● **Job**:
Wherever the string "запроса" occurs in a line of these records, report that line.

● **Dataset items**:
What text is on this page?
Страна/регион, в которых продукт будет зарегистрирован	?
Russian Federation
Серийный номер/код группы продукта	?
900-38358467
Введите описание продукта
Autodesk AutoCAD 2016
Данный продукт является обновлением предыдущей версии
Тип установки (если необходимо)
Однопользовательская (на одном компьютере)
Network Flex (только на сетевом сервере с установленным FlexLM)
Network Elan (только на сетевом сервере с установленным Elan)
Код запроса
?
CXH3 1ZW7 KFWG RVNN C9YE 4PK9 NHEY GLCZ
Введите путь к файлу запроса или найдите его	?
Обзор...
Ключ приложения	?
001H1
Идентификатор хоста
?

● **Final result**:
Код запроса
Введите путь к файлу запроса или найдите его	?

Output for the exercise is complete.